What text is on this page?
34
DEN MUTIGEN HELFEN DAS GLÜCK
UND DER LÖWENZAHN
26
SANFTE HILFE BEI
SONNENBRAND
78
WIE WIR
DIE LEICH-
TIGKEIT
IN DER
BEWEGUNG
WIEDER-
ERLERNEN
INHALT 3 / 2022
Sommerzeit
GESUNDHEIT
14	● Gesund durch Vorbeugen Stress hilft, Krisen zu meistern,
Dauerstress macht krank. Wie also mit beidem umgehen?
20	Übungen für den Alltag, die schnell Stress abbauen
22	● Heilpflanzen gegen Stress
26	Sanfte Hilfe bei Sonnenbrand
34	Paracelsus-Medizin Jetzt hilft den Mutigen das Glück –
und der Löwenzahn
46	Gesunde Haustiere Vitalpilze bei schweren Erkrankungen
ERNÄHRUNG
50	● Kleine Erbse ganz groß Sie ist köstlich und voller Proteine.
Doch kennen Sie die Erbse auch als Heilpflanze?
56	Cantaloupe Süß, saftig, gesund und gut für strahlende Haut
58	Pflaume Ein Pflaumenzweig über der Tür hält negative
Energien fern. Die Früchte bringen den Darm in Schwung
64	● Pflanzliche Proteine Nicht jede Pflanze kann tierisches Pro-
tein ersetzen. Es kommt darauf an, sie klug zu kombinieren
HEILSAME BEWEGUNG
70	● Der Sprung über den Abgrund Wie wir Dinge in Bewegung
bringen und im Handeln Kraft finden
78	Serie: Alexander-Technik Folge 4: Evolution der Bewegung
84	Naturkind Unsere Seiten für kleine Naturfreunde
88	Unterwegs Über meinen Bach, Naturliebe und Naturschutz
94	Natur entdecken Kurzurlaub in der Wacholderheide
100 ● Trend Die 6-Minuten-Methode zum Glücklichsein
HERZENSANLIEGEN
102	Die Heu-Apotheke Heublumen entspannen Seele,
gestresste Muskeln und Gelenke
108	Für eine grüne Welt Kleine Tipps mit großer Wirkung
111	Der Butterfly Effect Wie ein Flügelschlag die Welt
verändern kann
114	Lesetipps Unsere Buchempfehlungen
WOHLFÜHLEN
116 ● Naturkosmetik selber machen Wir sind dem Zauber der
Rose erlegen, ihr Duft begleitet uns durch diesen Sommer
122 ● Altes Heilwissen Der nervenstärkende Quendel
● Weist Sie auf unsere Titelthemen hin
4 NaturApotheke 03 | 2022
◆ ◆ ◆ ◆
- Task prompt
Word for word, give the material above a second time.

- Answer to this problem
What text is on this page?
34
DEN MUTIGEN HELFEN DAS GLÜCK
UND DER LÖWENZAHN
26
SANFTE HILFE BEI
SONNENBRAND
78
WIE WIR
DIE LEICH-
TIGKEIT
IN DER
BEWEGUNG
WIEDER-
ERLERNEN
INHALT 3 / 2022
Sommerzeit
GESUNDHEIT
14	● Gesund durch Vorbeugen Stress hilft, Krisen zu meistern,
Dauerstress macht krank. Wie also mit beidem umgehen?
20	Übungen für den Alltag, die schnell Stress abbauen
22	● Heilpflanzen gegen Stress
26	Sanfte Hilfe bei Sonnenbrand
34	Paracelsus-Medizin Jetzt hilft den Mutigen das Glück –
und der Löwenzahn
46	Gesunde Haustiere Vitalpilze bei schweren Erkrankungen
ERNÄHRUNG
50	● Kleine Erbse ganz groß Sie ist köstlich und voller Proteine.
Doch kennen Sie die Erbse auch als Heilpflanze?
56	Cantaloupe Süß, saftig, gesund und gut für strahlende Haut
58	Pflaume Ein Pflaumenzweig über der Tür hält negative
Energien fern. Die Früchte bringen den Darm in Schwung
64	● Pflanzliche Proteine Nicht jede Pflanze kann tierisches Pro-
tein ersetzen. Es kommt darauf an, sie klug zu kombinieren
HEILSAME BEWEGUNG
70	● Der Sprung über den Abgrund Wie wir Dinge in Bewegung
bringen und im Handeln Kraft finden
78	Serie: Alexander-Technik Folge 4: Evolution der Bewegung
84	Naturkind Unsere Seiten für kleine Naturfreunde
88	Unterwegs Über meinen Bach, Naturliebe und Naturschutz
94	Natur entdecken Kurzurlaub in der Wacholderheide
100 ● Trend Die 6-Minuten-Methode zum Glücklichsein
HERZENSANLIEGEN
102	Die Heu-Apotheke Heublumen entspannen Seele,
gestresste Muskeln und Gelenke
108	Für eine grüne Welt Kleine Tipps mit großer Wirkung
111	Der Butterfly Effect Wie ein Flügelschlag die Welt
verändern kann
114	Lesetipps Unsere Buchempfehlungen
WOHLFÜHLEN
116 ● Naturkosmetik selber machen Wir sind dem Zauber der
Rose erlegen, ihr Duft begleitet uns durch diesen Sommer
122 ● Altes Heilwissen Der nervenstärkende Quendel
● Weist Sie auf unsere Titelthemen hin
4 NaturApotheke 03 | 2022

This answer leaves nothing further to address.